### Your task
The records below must be copied in full; omit the images.

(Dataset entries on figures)

↓↓↓

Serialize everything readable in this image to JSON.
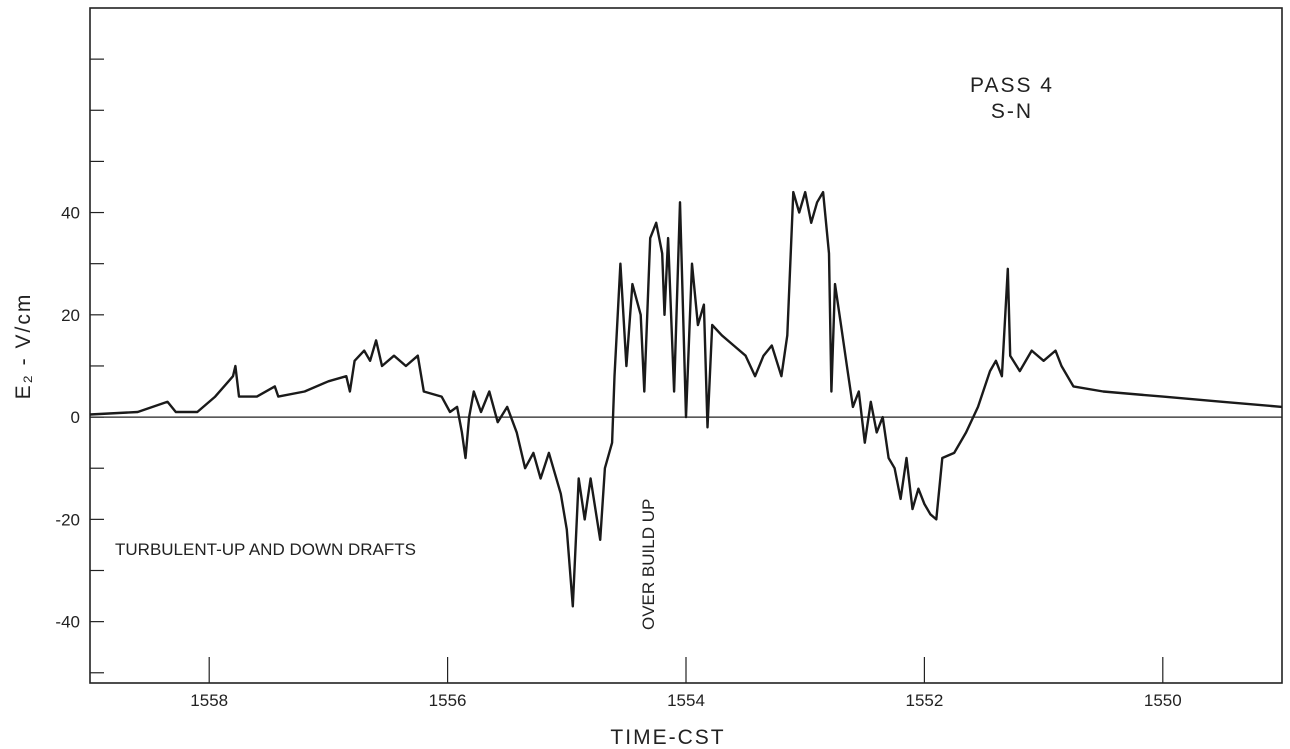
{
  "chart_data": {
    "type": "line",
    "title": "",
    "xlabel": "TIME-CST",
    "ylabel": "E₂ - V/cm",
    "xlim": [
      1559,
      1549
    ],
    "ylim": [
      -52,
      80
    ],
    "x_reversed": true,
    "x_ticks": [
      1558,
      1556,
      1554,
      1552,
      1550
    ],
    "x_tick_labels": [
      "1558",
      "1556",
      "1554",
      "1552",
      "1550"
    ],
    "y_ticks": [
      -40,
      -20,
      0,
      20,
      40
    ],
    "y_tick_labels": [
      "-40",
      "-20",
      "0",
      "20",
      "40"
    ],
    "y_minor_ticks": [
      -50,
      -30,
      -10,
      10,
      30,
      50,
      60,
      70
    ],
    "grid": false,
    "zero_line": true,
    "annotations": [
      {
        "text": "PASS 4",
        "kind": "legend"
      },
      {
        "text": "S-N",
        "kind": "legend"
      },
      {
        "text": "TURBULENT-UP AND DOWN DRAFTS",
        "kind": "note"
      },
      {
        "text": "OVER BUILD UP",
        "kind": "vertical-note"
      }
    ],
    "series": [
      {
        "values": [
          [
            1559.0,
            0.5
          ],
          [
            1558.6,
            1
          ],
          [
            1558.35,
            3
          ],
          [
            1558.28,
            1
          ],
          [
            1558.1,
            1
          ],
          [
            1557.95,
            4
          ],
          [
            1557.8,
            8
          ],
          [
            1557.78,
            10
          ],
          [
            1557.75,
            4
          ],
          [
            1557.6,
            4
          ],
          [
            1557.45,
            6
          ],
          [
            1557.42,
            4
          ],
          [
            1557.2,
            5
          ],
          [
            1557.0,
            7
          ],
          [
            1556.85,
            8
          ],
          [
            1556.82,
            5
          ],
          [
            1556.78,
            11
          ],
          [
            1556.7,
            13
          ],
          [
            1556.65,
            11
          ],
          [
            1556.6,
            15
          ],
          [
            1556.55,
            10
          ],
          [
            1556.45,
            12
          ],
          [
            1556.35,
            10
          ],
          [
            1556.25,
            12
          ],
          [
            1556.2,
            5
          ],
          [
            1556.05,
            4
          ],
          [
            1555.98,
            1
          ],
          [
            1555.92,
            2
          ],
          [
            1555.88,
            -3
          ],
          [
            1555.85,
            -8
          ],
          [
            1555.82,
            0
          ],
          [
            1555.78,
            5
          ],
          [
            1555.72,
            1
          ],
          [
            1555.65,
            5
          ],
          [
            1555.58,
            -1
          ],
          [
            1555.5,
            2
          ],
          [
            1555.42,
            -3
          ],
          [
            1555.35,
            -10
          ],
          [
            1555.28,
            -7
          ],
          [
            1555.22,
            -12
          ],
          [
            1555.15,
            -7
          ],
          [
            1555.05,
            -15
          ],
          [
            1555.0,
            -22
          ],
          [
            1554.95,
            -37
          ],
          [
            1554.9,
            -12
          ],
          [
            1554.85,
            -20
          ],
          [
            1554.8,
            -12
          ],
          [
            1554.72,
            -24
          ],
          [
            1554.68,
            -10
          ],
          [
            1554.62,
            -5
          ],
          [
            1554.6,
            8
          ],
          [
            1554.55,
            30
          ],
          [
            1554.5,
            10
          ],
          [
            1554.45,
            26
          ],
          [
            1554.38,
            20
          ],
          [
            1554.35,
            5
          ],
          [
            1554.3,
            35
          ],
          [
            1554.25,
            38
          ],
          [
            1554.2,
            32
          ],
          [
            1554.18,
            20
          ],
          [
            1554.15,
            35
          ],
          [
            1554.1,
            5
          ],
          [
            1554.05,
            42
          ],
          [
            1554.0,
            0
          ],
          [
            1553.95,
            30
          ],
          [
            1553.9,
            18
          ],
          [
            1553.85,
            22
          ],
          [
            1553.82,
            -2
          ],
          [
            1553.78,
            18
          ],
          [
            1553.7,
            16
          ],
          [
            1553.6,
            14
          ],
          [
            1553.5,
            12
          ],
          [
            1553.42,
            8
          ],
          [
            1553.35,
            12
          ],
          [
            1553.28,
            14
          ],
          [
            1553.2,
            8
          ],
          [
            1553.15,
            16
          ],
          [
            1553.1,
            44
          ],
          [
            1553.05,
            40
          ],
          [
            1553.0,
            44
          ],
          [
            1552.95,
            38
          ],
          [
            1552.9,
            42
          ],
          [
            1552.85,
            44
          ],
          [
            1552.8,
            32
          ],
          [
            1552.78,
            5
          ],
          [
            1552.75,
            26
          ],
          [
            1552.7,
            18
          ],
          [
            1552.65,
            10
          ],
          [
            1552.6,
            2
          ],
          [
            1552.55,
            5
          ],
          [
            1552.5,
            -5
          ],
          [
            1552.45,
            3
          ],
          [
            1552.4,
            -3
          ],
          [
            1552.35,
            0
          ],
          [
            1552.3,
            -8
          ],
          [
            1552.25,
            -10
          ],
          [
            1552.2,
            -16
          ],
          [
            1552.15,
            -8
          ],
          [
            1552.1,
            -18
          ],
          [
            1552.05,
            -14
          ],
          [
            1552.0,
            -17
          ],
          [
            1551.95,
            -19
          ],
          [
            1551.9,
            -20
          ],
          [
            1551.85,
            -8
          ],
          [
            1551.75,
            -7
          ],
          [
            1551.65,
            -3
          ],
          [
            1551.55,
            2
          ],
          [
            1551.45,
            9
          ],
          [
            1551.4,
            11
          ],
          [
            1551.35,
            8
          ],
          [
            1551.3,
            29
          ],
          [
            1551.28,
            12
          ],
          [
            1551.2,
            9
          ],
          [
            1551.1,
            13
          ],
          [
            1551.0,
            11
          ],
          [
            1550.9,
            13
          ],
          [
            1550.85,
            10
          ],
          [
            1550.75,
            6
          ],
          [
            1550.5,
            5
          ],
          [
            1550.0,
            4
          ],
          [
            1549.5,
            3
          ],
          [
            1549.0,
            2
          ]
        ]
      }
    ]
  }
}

↑↑↑

### Right answer
Serialize everything readable in this image to JSON.
{
  "chart_data": {
    "type": "line",
    "title": "",
    "xlabel": "TIME-CST",
    "ylabel": "E₂ - V/cm",
    "xlim": [
      1559,
      1549
    ],
    "ylim": [
      -52,
      80
    ],
    "x_reversed": true,
    "x_ticks": [
      1558,
      1556,
      1554,
      1552,
      1550
    ],
    "x_tick_labels": [
      "1558",
      "1556",
      "1554",
      "1552",
      "1550"
    ],
    "y_ticks": [
      -40,
      -20,
      0,
      20,
      40
    ],
    "y_tick_labels": [
      "-40",
      "-20",
      "0",
      "20",
      "40"
    ],
    "y_minor_ticks": [
      -50,
      -30,
      -10,
      10,
      30,
      50,
      60,
      70
    ],
    "grid": false,
    "zero_line": true,
    "annotations": [
      {
        "text": "PASS 4",
        "kind": "legend"
      },
      {
        "text": "S-N",
        "kind": "legend"
      },
      {
        "text": "TURBULENT-UP AND DOWN DRAFTS",
        "kind": "note"
      },
      {
        "text": "OVER BUILD UP",
        "kind": "vertical-note"
      }
    ],
    "series": [
      {
        "values": [
          [
            1559.0,
            0.5
          ],
          [
            1558.6,
            1
          ],
          [
            1558.35,
            3
          ],
          [
            1558.28,
            1
          ],
          [
            1558.1,
            1
          ],
          [
            1557.95,
            4
          ],
          [
            1557.8,
            8
          ],
          [
            1557.78,
            10
          ],
          [
            1557.75,
            4
          ],
          [
            1557.6,
            4
          ],
          [
            1557.45,
            6
          ],
          [
            1557.42,
            4
          ],
          [
            1557.2,
            5
          ],
          [
            1557.0,
            7
          ],
          [
            1556.85,
            8
          ],
          [
            1556.82,
            5
          ],
          [
            1556.78,
            11
          ],
          [
            1556.7,
            13
          ],
          [
            1556.65,
            11
          ],
          [
            1556.6,
            15
          ],
          [
            1556.55,
            10
          ],
          [
            1556.45,
            12
          ],
          [
            1556.35,
            10
          ],
          [
            1556.25,
            12
          ],
          [
            1556.2,
            5
          ],
          [
            1556.05,
            4
          ],
          [
            1555.98,
            1
          ],
          [
            1555.92,
            2
          ],
          [
            1555.88,
            -3
          ],
          [
            1555.85,
            -8
          ],
          [
            1555.82,
            0
          ],
          [
            1555.78,
            5
          ],
          [
            1555.72,
            1
          ],
          [
            1555.65,
            5
          ],
          [
            1555.58,
            -1
          ],
          [
            1555.5,
            2
          ],
          [
            1555.42,
            -3
          ],
          [
            1555.35,
            -10
          ],
          [
            1555.28,
            -7
          ],
          [
            1555.22,
            -12
          ],
          [
            1555.15,
            -7
          ],
          [
            1555.05,
            -15
          ],
          [
            1555.0,
            -22
          ],
          [
            1554.95,
            -37
          ],
          [
            1554.9,
            -12
          ],
          [
            1554.85,
            -20
          ],
          [
            1554.8,
            -12
          ],
          [
            1554.72,
            -24
          ],
          [
            1554.68,
            -10
          ],
          [
            1554.62,
            -5
          ],
          [
            1554.6,
            8
          ],
          [
            1554.55,
            30
          ],
          [
            1554.5,
            10
          ],
          [
            1554.45,
            26
          ],
          [
            1554.38,
            20
          ],
          [
            1554.35,
            5
          ],
          [
            1554.3,
            35
          ],
          [
            1554.25,
            38
          ],
          [
            1554.2,
            32
          ],
          [
            1554.18,
            20
          ],
          [
            1554.15,
            35
          ],
          [
            1554.1,
            5
          ],
          [
            1554.05,
            42
          ],
          [
            1554.0,
            0
          ],
          [
            1553.95,
            30
          ],
          [
            1553.9,
            18
          ],
          [
            1553.85,
            22
          ],
          [
            1553.82,
            -2
          ],
          [
            1553.78,
            18
          ],
          [
            1553.7,
            16
          ],
          [
            1553.6,
            14
          ],
          [
            1553.5,
            12
          ],
          [
            1553.42,
            8
          ],
          [
            1553.35,
            12
          ],
          [
            1553.28,
            14
          ],
          [
            1553.2,
            8
          ],
          [
            1553.15,
            16
          ],
          [
            1553.1,
            44
          ],
          [
            1553.05,
            40
          ],
          [
            1553.0,
            44
          ],
          [
            1552.95,
            38
          ],
          [
            1552.9,
            42
          ],
          [
            1552.85,
            44
          ],
          [
            1552.8,
            32
          ],
          [
            1552.78,
            5
          ],
          [
            1552.75,
            26
          ],
          [
            1552.7,
            18
          ],
          [
            1552.65,
            10
          ],
          [
            1552.6,
            2
          ],
          [
            1552.55,
            5
          ],
          [
            1552.5,
            -5
          ],
          [
            1552.45,
            3
          ],
          [
            1552.4,
            -3
          ],
          [
            1552.35,
            0
          ],
          [
            1552.3,
            -8
          ],
          [
            1552.25,
            -10
          ],
          [
            1552.2,
            -16
          ],
          [
            1552.15,
            -8
          ],
          [
            1552.1,
            -18
          ],
          [
            1552.05,
            -14
          ],
          [
            1552.0,
            -17
          ],
          [
            1551.95,
            -19
          ],
          [
            1551.9,
            -20
          ],
          [
            1551.85,
            -8
          ],
          [
            1551.75,
            -7
          ],
          [
            1551.65,
            -3
          ],
          [
            1551.55,
            2
          ],
          [
            1551.45,
            9
          ],
          [
            1551.4,
            11
          ],
          [
            1551.35,
            8
          ],
          [
            1551.3,
            29
          ],
          [
            1551.28,
            12
          ],
          [
            1551.2,
            9
          ],
          [
            1551.1,
            13
          ],
          [
            1551.0,
            11
          ],
          [
            1550.9,
            13
          ],
          [
            1550.85,
            10
          ],
          [
            1550.75,
            6
          ],
          [
            1550.5,
            5
          ],
          [
            1550.0,
            4
          ],
          [
            1549.5,
            3
          ],
          [
            1549.0,
            2
          ]
        ]
      }
    ]
  }
}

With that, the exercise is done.